> **TASK REQUIREMENTS**
Type out the records that follow, exactly as given.

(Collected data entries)
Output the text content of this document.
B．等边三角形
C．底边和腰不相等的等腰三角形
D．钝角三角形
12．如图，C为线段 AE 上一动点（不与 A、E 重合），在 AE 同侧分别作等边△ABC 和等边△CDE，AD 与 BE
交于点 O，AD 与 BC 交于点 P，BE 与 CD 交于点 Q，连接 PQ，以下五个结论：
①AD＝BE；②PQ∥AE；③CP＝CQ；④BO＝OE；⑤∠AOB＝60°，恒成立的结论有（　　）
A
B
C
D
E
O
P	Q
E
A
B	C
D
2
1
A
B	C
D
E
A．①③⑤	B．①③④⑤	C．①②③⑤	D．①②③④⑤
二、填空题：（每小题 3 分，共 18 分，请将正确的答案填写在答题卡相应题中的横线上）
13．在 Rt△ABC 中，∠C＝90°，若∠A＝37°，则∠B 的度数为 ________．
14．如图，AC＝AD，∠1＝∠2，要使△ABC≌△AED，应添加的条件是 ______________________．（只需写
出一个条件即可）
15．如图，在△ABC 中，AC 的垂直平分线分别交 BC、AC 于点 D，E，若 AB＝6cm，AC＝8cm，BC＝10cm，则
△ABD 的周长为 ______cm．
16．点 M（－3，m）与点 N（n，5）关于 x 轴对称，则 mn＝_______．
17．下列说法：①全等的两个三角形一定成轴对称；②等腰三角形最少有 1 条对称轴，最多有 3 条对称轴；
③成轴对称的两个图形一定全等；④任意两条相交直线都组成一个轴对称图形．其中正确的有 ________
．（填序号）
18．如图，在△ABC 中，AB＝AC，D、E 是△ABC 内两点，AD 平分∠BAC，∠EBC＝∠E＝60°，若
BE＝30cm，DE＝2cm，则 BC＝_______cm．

> **SOLUTION FOR THIS TASK**
Output the text content of this document.
B．等边三角形
C．底边和腰不相等的等腰三角形
D．钝角三角形
12．如图，C为线段 AE 上一动点（不与 A、E 重合），在 AE 同侧分别作等边△ABC 和等边△CDE，AD 与 BE
交于点 O，AD 与 BC 交于点 P，BE 与 CD 交于点 Q，连接 PQ，以下五个结论：
①AD＝BE；②PQ∥AE；③CP＝CQ；④BO＝OE；⑤∠AOB＝60°，恒成立的结论有（　　）
A
B
C
D
E
O
P	Q
E
A
B	C
D
2
1
A
B	C
D
E
A．①③⑤	B．①③④⑤	C．①②③⑤	D．①②③④⑤
二、填空题：（每小题 3 分，共 18 分，请将正确的答案填写在答题卡相应题中的横线上）
13．在 Rt△ABC 中，∠C＝90°，若∠A＝37°，则∠B 的度数为 ________．
14．如图，AC＝AD，∠1＝∠2，要使△ABC≌△AED，应添加的条件是 ______________________．（只需写
出一个条件即可）
15．如图，在△ABC 中，AC 的垂直平分线分别交 BC、AC 于点 D，E，若 AB＝6cm，AC＝8cm，BC＝10cm，则
△ABD 的周长为 ______cm．
16．点 M（－3，m）与点 N（n，5）关于 x 轴对称，则 mn＝_______．
17．下列说法：①全等的两个三角形一定成轴对称；②等腰三角形最少有 1 条对称轴，最多有 3 条对称轴；
③成轴对称的两个图形一定全等；④任意两条相交直线都组成一个轴对称图形．其中正确的有 ________
．（填序号）
18．如图，在△ABC 中，AB＝AC，D、E 是△ABC 内两点，AD 平分∠BAC，∠EBC＝∠E＝60°，若
BE＝30cm，DE＝2cm，则 BC＝_______cm．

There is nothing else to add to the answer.